* Given problem *
Write out the listing below exactly, and omit any images you find in it.

* Listing *
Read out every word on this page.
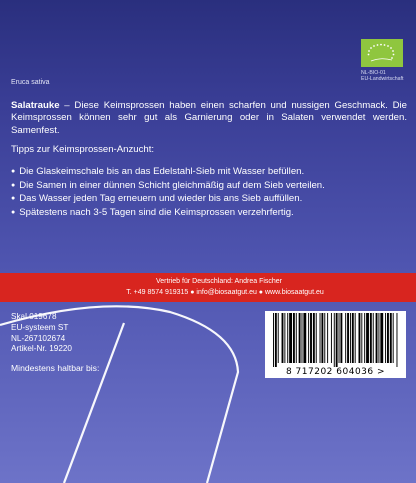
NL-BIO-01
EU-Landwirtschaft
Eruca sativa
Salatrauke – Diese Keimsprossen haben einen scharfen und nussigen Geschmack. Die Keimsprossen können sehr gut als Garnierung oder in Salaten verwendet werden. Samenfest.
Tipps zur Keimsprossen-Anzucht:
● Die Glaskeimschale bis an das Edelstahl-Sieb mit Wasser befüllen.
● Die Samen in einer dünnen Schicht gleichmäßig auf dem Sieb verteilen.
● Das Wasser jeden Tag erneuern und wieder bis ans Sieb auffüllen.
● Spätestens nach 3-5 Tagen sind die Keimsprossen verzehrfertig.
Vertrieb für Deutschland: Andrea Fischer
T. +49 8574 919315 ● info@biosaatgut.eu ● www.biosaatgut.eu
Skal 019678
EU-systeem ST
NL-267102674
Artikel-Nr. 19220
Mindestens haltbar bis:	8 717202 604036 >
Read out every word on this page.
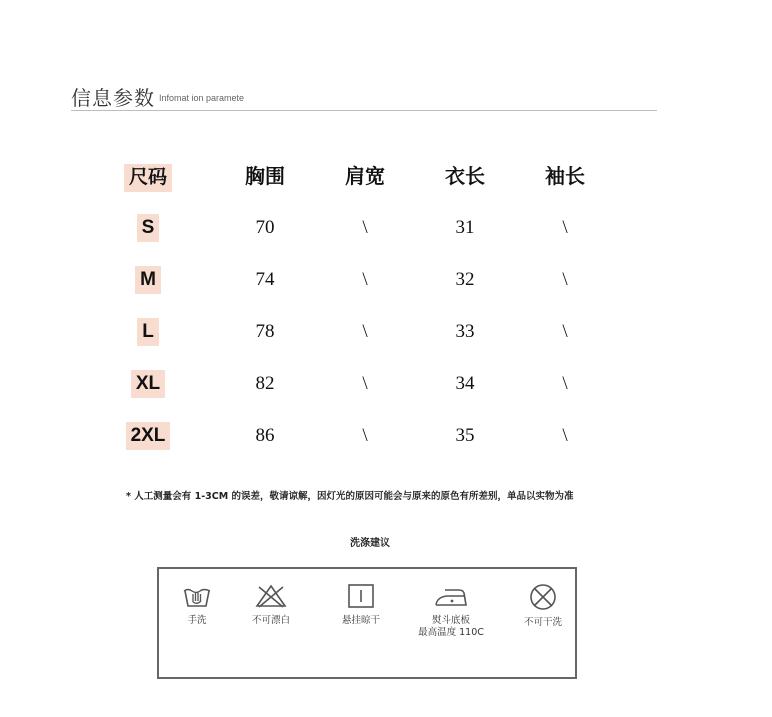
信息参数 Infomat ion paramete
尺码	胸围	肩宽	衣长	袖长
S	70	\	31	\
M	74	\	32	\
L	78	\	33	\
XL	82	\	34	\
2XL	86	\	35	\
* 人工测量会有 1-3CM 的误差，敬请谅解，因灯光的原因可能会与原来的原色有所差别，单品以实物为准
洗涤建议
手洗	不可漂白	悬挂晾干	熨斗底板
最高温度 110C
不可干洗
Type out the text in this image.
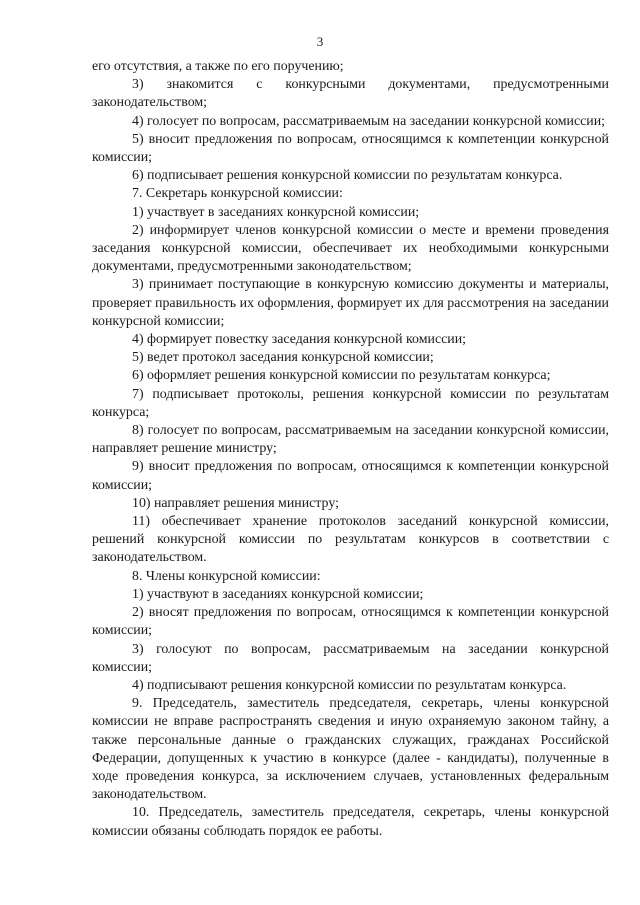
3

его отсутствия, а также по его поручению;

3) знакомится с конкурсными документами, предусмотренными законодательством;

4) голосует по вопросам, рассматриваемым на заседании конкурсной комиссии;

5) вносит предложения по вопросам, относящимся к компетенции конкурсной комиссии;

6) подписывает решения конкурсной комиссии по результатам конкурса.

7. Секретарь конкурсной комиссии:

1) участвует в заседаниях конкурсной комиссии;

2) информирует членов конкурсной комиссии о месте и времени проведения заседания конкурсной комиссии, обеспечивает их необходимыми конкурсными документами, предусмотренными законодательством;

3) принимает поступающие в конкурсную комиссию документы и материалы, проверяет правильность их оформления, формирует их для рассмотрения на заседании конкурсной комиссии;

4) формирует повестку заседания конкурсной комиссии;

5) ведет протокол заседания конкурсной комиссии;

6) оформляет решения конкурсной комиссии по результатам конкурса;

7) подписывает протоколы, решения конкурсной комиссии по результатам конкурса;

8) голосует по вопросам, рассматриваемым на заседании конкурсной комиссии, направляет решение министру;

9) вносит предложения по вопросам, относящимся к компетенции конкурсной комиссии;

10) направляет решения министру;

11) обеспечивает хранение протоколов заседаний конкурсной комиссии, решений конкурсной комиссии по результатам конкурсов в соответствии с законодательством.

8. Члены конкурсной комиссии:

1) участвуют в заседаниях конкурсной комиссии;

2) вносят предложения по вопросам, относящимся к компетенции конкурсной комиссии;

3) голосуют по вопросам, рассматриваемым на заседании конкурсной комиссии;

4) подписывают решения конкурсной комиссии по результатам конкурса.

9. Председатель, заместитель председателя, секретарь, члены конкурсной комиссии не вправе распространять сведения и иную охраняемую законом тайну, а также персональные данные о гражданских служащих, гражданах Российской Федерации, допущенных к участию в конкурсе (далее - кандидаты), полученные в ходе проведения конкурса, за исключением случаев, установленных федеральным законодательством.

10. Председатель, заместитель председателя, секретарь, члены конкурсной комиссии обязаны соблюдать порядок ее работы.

* Output for this exercise *
Read out every word on this page.
NL-BIO-01
EU-Landwirtschaft
Eruca sativa
Salatrauke – Diese Keimsprossen haben einen scharfen und nussigen Geschmack. Die Keimsprossen können sehr gut als Garnierung oder in Salaten verwendet werden. Samenfest.
Tipps zur Keimsprossen-Anzucht:
● Die Glaskeimschale bis an das Edelstahl-Sieb mit Wasser befüllen.
● Die Samen in einer dünnen Schicht gleichmäßig auf dem Sieb verteilen.
● Das Wasser jeden Tag erneuern und wieder bis ans Sieb auffüllen.
● Spätestens nach 3-5 Tagen sind die Keimsprossen verzehrfertig.
Vertrieb für Deutschland: Andrea Fischer
T. +49 8574 919315 ● info@biosaatgut.eu ● www.biosaatgut.eu
Skal 019678
EU-systeem ST
NL-267102674
Artikel-Nr. 19220
Mindestens haltbar bis:	8 717202 604036 >
Read out every word on this page.
信息参数 Infomat ion paramete
尺码	胸围	肩宽	衣长	袖长
S	70	\	31	\
M	74	\	32	\
L	78	\	33	\
XL	82	\	34	\
2XL	86	\	35	\
* 人工测量会有 1-3CM 的误差，敬请谅解，因灯光的原因可能会与原来的原色有所差别，单品以实物为准
洗涤建议
手洗	不可漂白	悬挂晾干	熨斗底板
最高温度 110C
不可干洗
Type out the text in this image.
3

его отсутствия, а также по его поручению;

3) знакомится с конкурсными документами, предусмотренными законодательством;

4) голосует по вопросам, рассматриваемым на заседании конкурсной комиссии;

5) вносит предложения по вопросам, относящимся к компетенции конкурсной комиссии;

6) подписывает решения конкурсной комиссии по результатам конкурса.

7. Секретарь конкурсной комиссии:

1) участвует в заседаниях конкурсной комиссии;

2) информирует членов конкурсной комиссии о месте и времени проведения заседания конкурсной комиссии, обеспечивает их необходимыми конкурсными документами, предусмотренными законодательством;

3) принимает поступающие в конкурсную комиссию документы и материалы, проверяет правильность их оформления, формирует их для рассмотрения на заседании конкурсной комиссии;

4) формирует повестку заседания конкурсной комиссии;

5) ведет протокол заседания конкурсной комиссии;

6) оформляет решения конкурсной комиссии по результатам конкурса;

7) подписывает протоколы, решения конкурсной комиссии по результатам конкурса;

8) голосует по вопросам, рассматриваемым на заседании конкурсной комиссии, направляет решение министру;

9) вносит предложения по вопросам, относящимся к компетенции конкурсной комиссии;

10) направляет решения министру;

11) обеспечивает хранение протоколов заседаний конкурсной комиссии, решений конкурсной комиссии по результатам конкурсов в соответствии с законодательством.

8. Члены конкурсной комиссии:

1) участвуют в заседаниях конкурсной комиссии;

2) вносят предложения по вопросам, относящимся к компетенции конкурсной комиссии;

3) голосуют по вопросам, рассматриваемым на заседании конкурсной комиссии;

4) подписывают решения конкурсной комиссии по результатам конкурса.

9. Председатель, заместитель председателя, секретарь, члены конкурсной комиссии не вправе распространять сведения и иную охраняемую законом тайну, а также персональные данные о гражданских служащих, гражданах Российской Федерации, допущенных к участию в конкурсе (далее - кандидаты), полученные в ходе проведения конкурса, за исключением случаев, установленных федеральным законодательством.

10. Председатель, заместитель председателя, секретарь, члены конкурсной комиссии обязаны соблюдать порядок ее работы.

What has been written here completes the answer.